GOAL: Please quote the passage from the writing-brand text below exactly, starting at "This might be" and ending at "work from you.".

SELECTION:
This might be the most complicated of the tasks, but stick with me, because it is soooo worth it.  This month, the task is to figure out who you are as a writer, and what your writing “brand” is.  Think of this as your promise to your readers, that whenever they open one of your books or blogs, they will receive X.   This can be tied to your own personality, to what topic area or genre you focus on, or broader, more of a tone or thematic element that underpins all your work.  I suggest coming up with a mantra, a short phrase that encapsulates a common thread that readers could expect to find in any work from you. 

Mine, for example, is “meticulous creativity.”   I chose this based on some personality/skill assessments I took, but essentially, it explains how I approach writing and what my readers can expect me to deliver.   My stories (and blogs, if I can help it) are usually carefully planned and organized with multiple layers (that’s the meticulous part of my mantra), but there is also a bit of unconventionality in how I tend to approach things, and an element of creativity in what I write (especially my fiction, of course).  I tend to bend genre rules, include layers of things (like email addresses for characters that will actually respond if a curious reader emails them) and the like.  I do this because I find this amusing and stimulating, but it’s the element of the “creative” in my tagline and also what has earned me (on more than one occasion) being called “quirky” by visitors to my site (they meant it in the best way, they say 😉 ).   Once you have your general brand concept and a mantra, then everything bends around that. 

If you already have somewhat of an online presence, now’s the time to revamp — all your usernames/email addresses/everything on any existing social media or other sites should be changed to match your brand (I use CCrawfordWriting as my username on virtually everything, a name I chose because it is to-the-point, versatile, and fits my brand).   You can create a logo for free on Canva.com or a similar site with a look that complements your brand and overall tone/image you’ve decided to present, and use this as your profile picture.  Create cover images, as needed, that also represent your brand and mantra.   

The key is to make sure you have a clear, specific persona/image you’re presenting as a writer, and that everything matches on anything you publicly present, across the board.  The consistency in all these small things is what gives your online presence a unified feel, and makes people recognize you as something distinct, your very own “brand” as a writer.   (If you don’t yet have any social media sites, blogs, etc., don’t worry — that will come in a later challenge.  But be sure to go ahead and create all your branding this month so that you’re ready to go!)

3. Set & Implement Specific Daily/Weekly Writing Goals

The specifics of your goals will vary based on your end-game, of course, but the important thing is that you have them.   Sit down and figure out what you want to accomplish as a writer this year, specifically, what you want to produce.  This challenge is all about growing your online presence, but so many of the monthly tasks depend on you already having some works-in-progress as a writer.  It’s hard to promote yourself as a writer if your actual writing is non-existent. 

SO, what do you want to achieve this year?  A short-story collection? A novel? 12 novels?  Whatever it is, figure out this year’s goal, and then work backward to determine what you need to do each week and then each day to make that happen between this month and the end of the year.  Set yourself a schedule, and then get going!  You’ll continue this schedule throughout all the rest of the months, adding future monthly challenge tasks on top of it, so be sure to set yourself up for success by making your daily goals realistic, specific, and achievable. 

I also recommend allowing some leeway for off-days, holidays, sick days, unexpected events, etc.  Setting too rigorous a schedule can become overwhelming and demotivating, but the right balance of a daily schedule/daily habit with some flexibility/freedom can keep you on-track and motivated.

GIVEN DATA:
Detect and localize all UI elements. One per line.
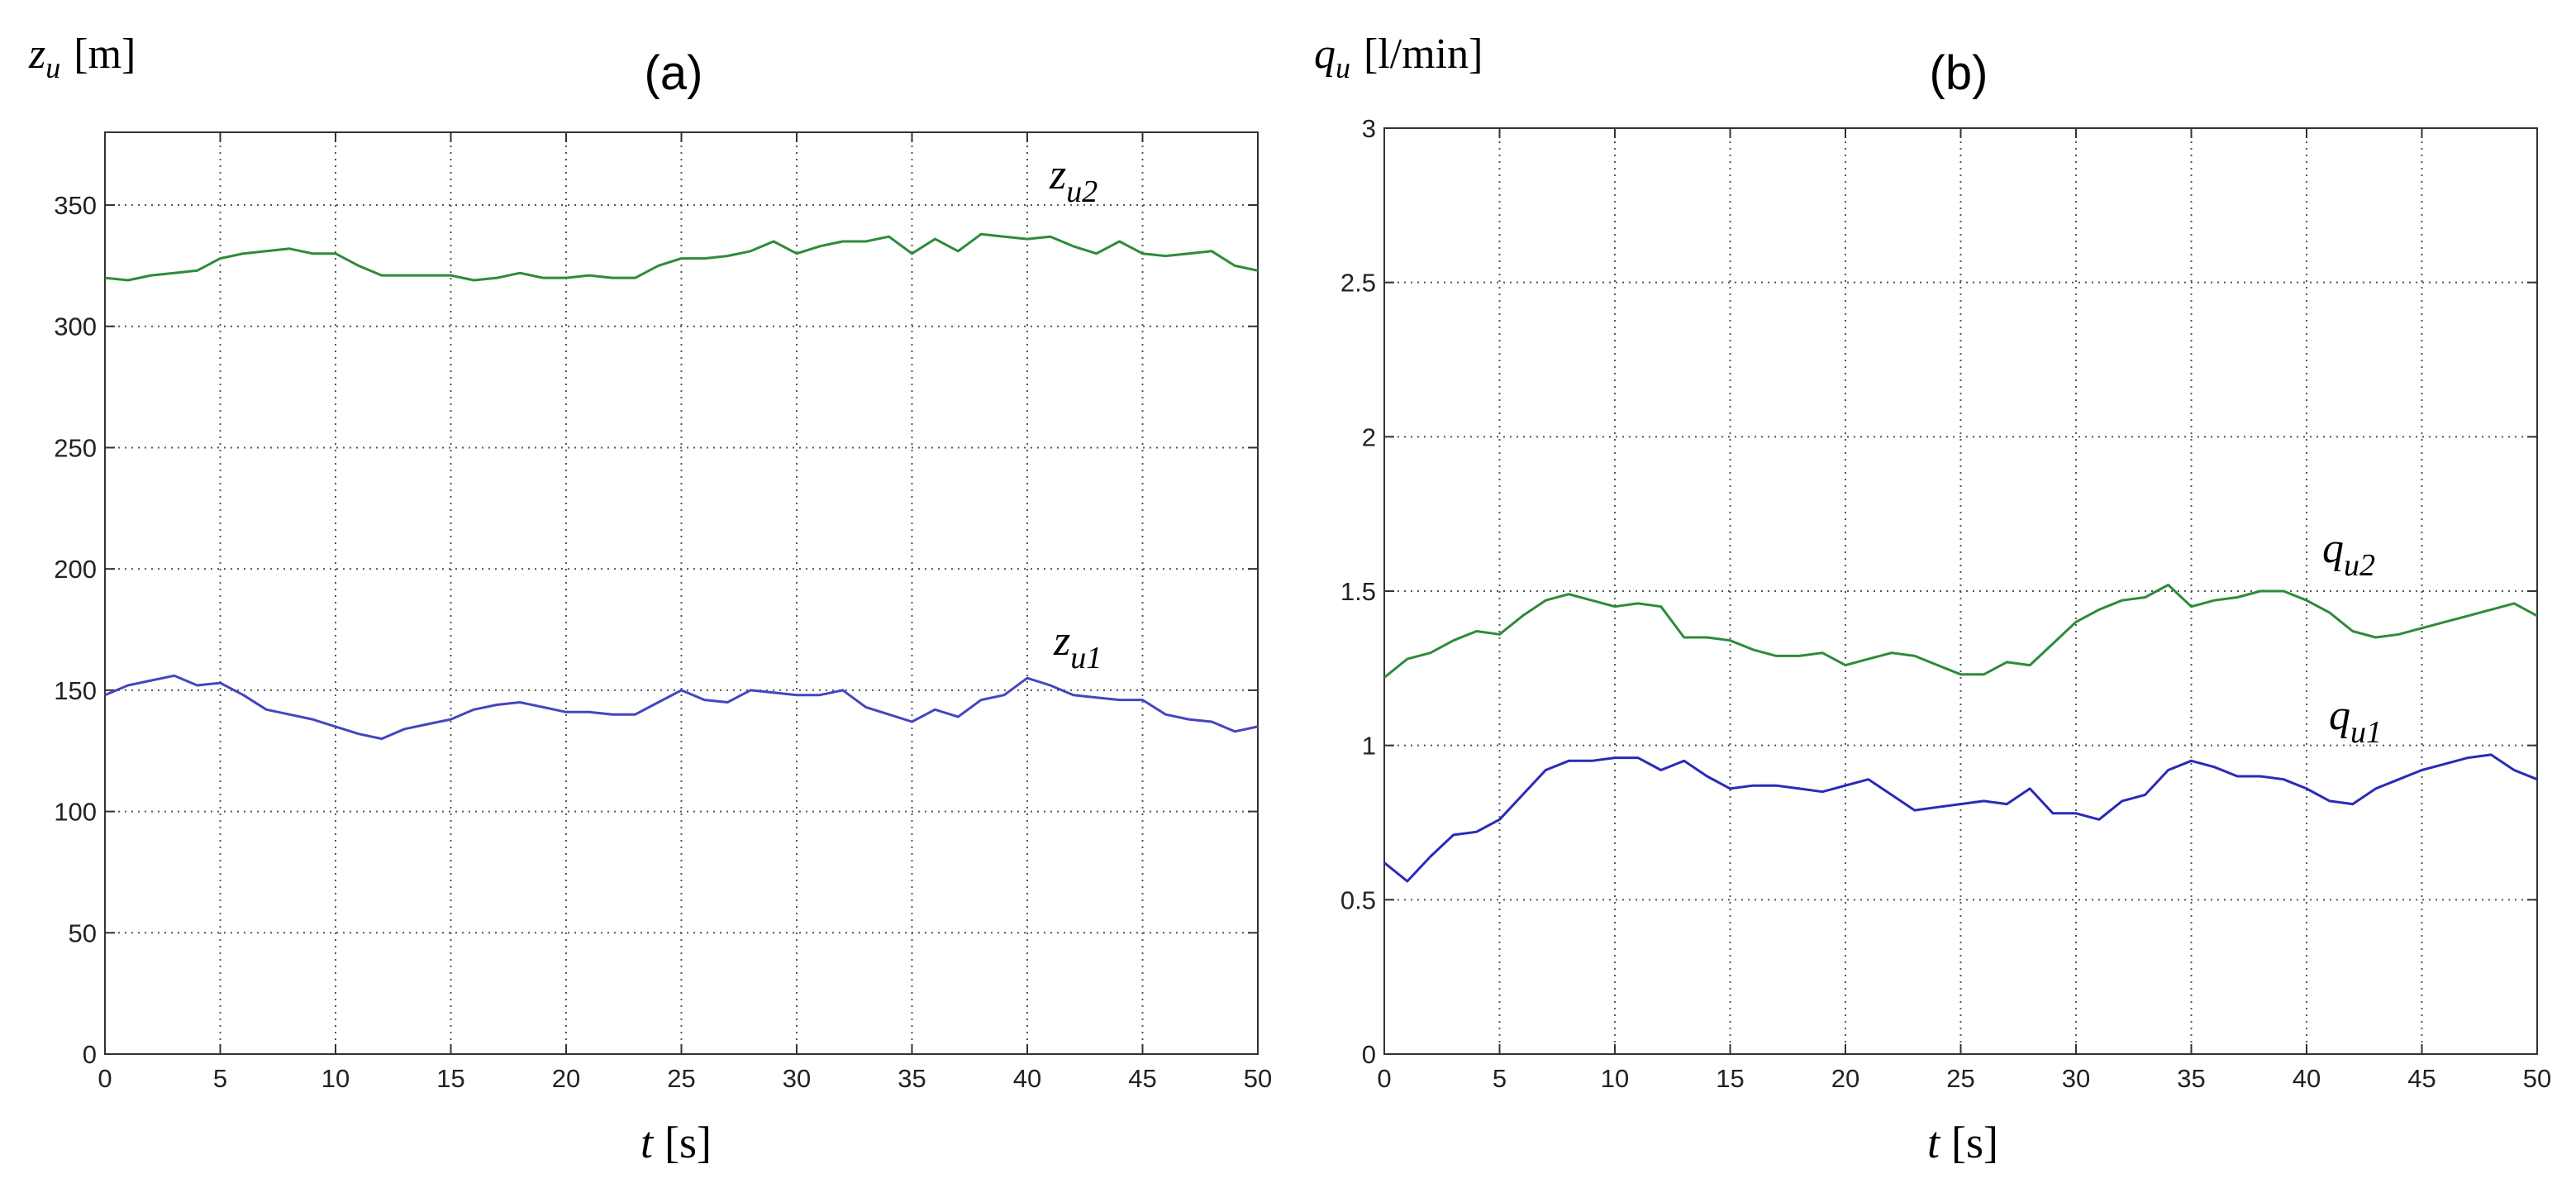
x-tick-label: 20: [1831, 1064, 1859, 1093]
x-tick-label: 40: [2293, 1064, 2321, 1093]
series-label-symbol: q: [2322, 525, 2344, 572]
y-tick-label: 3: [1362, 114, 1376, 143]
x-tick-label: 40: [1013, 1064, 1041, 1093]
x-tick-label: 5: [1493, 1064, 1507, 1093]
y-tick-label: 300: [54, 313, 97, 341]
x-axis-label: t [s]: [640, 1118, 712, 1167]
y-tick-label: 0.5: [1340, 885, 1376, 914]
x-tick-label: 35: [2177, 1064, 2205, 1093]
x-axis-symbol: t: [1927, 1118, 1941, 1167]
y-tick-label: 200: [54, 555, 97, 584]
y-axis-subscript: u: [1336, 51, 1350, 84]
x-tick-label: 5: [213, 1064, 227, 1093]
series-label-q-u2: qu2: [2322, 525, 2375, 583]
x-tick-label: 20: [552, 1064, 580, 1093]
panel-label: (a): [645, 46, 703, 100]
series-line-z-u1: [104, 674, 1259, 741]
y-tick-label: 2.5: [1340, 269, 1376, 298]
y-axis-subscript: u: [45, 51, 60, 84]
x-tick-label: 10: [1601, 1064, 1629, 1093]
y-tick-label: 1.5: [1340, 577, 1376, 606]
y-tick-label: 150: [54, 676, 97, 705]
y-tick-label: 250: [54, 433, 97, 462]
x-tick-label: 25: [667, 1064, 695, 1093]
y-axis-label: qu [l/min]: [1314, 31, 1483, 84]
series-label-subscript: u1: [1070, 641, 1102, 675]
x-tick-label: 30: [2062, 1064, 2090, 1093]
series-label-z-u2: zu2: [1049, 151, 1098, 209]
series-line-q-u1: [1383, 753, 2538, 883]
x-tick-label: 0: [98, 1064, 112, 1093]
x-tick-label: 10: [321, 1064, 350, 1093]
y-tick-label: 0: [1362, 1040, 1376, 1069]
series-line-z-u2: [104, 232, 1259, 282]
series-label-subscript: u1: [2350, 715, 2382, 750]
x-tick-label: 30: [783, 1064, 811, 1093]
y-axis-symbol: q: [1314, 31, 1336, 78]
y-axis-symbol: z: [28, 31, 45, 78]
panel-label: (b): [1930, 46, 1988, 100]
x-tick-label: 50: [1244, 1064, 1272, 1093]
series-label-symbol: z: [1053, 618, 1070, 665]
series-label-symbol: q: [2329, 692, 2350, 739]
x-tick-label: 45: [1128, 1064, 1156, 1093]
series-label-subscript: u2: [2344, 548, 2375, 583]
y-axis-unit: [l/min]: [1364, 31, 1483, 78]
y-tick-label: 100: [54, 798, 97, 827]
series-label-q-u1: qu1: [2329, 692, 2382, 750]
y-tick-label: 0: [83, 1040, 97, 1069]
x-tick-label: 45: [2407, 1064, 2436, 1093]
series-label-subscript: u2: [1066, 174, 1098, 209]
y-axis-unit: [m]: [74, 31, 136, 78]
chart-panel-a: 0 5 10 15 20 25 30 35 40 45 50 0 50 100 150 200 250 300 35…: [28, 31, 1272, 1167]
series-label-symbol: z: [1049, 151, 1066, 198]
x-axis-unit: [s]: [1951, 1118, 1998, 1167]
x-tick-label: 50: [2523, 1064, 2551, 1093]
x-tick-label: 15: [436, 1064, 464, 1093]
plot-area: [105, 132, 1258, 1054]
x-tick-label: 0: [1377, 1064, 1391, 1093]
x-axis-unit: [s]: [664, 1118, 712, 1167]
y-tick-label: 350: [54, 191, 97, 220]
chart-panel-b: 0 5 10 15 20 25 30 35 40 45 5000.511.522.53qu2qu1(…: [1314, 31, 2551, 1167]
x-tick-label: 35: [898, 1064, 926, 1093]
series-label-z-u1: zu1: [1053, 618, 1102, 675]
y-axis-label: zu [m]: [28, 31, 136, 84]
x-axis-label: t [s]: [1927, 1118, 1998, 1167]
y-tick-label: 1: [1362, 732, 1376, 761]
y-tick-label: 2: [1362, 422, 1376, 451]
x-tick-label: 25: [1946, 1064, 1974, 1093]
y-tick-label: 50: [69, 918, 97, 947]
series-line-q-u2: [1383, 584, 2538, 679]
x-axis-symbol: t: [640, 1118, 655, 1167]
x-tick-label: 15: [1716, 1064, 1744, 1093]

RESULT FOR THIS EXERCISE:
This might be the most complicated of the tasks, but stick with me, because it is soooo worth it.  This month, the task is to figure out who you are as a writer, and what your writing “brand” is.  Think of this as your promise to your readers, that whenever they open one of your books or blogs, they will receive X.   This can be tied to your own personality, to what topic area or genre you focus on, or broader, more of a tone or thematic element that underpins all your work.  I suggest coming up with a mantra, a short phrase that encapsulates a common thread that readers could expect to find in any work from you.